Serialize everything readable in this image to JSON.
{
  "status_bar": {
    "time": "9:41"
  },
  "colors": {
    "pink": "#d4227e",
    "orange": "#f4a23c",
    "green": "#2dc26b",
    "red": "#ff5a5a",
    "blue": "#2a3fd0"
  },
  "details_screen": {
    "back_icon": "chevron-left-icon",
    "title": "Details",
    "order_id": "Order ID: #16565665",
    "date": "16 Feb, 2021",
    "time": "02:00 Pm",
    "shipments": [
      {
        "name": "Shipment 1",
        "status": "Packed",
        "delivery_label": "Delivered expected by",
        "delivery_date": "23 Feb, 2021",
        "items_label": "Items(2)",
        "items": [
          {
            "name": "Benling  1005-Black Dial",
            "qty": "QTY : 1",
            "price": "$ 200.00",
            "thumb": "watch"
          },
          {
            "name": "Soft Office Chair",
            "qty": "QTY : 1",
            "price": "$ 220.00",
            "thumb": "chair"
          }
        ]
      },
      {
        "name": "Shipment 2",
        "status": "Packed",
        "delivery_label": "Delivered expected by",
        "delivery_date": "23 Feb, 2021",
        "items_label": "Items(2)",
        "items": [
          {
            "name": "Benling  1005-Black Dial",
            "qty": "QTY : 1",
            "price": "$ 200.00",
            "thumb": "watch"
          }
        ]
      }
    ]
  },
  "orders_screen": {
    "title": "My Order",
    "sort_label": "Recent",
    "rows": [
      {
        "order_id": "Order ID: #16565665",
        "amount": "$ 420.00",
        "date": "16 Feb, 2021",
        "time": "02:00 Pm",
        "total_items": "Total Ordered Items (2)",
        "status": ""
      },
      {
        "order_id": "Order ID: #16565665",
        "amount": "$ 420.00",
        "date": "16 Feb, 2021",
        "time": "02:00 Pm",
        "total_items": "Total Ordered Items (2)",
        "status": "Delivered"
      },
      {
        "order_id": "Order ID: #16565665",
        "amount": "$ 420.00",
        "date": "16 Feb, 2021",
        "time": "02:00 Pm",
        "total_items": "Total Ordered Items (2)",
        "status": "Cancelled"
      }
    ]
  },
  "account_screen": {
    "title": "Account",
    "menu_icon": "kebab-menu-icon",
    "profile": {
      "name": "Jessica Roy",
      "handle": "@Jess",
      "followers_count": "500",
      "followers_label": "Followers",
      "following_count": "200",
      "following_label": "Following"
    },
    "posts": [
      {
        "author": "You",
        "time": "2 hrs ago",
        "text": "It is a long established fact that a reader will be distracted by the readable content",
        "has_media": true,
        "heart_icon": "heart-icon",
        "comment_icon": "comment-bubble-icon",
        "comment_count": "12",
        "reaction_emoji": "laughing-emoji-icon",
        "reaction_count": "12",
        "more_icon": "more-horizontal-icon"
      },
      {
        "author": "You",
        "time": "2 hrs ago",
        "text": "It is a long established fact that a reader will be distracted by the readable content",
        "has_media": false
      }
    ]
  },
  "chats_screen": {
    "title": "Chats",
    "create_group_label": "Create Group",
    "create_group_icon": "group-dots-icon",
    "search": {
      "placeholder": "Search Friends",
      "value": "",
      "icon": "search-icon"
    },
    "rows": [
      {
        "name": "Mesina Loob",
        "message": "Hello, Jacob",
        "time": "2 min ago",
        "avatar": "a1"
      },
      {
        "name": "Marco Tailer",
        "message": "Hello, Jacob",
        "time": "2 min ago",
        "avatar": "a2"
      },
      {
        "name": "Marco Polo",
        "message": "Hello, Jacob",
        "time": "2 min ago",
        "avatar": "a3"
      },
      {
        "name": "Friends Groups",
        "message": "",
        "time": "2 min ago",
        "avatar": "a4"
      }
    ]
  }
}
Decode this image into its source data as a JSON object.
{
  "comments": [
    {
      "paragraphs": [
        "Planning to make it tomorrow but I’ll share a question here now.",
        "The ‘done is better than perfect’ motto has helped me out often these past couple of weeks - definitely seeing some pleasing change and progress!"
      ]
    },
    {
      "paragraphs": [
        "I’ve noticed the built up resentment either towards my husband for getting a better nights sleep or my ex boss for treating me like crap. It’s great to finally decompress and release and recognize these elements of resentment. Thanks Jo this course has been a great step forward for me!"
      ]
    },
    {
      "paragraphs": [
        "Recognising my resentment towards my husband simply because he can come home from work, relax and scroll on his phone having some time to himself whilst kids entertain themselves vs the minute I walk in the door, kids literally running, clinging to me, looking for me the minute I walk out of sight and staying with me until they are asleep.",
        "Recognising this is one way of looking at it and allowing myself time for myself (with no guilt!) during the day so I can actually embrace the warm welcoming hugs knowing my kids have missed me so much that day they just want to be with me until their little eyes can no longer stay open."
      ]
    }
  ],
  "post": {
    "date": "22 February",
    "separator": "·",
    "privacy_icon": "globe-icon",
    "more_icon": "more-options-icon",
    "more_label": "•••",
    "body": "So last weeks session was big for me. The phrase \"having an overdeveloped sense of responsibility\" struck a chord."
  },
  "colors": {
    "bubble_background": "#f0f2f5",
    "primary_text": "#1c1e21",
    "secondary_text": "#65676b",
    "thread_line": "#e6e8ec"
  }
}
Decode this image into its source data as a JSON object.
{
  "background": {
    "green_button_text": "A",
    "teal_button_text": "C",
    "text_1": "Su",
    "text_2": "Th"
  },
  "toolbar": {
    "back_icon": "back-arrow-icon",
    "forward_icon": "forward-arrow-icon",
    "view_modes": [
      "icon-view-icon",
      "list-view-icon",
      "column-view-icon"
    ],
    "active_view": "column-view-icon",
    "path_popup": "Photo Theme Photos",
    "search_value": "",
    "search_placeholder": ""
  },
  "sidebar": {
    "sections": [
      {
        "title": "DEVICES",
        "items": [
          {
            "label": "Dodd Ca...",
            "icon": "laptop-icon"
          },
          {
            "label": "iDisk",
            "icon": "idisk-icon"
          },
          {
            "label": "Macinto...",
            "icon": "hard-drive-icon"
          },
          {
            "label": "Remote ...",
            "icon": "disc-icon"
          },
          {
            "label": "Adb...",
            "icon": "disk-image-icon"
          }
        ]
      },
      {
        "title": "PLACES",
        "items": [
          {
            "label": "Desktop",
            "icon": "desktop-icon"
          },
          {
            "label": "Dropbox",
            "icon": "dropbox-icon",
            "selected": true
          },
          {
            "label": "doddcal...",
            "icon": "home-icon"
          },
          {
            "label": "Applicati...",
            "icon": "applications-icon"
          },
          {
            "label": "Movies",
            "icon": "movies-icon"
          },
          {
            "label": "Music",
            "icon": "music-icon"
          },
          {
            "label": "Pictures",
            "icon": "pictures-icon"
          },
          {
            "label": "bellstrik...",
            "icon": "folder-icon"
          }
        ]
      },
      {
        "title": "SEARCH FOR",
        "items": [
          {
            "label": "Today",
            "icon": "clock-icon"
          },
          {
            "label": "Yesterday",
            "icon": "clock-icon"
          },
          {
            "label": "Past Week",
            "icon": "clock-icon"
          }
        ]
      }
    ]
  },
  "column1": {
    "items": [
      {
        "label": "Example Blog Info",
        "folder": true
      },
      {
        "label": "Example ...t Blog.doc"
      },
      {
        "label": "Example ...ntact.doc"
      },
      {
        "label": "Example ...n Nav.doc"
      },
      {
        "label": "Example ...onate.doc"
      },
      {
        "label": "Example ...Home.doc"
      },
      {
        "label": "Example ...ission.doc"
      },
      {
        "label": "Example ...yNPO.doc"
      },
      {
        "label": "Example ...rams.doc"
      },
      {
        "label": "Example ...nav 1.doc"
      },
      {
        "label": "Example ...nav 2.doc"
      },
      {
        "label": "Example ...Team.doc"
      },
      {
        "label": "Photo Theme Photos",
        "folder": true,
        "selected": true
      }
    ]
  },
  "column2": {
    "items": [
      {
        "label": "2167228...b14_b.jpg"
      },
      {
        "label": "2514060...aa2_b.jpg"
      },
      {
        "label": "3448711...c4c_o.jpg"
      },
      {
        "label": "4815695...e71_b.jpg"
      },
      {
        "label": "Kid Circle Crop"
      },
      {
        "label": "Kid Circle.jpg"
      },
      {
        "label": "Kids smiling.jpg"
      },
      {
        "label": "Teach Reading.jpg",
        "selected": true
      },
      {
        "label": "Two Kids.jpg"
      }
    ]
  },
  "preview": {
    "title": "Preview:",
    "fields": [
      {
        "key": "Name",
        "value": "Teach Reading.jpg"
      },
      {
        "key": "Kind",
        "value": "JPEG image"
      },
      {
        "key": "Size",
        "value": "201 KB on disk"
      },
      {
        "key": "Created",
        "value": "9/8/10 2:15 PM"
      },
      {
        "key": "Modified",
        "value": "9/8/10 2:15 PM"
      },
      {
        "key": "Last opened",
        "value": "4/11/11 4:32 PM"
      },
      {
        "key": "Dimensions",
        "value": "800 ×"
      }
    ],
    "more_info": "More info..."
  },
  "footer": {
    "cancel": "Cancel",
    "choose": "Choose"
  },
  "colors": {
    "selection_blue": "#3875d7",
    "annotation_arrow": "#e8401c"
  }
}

**Directions**
What is the number of lines in the records that contain the word "Photo"? Answer with the number and nothing else.

**Answer in full**
2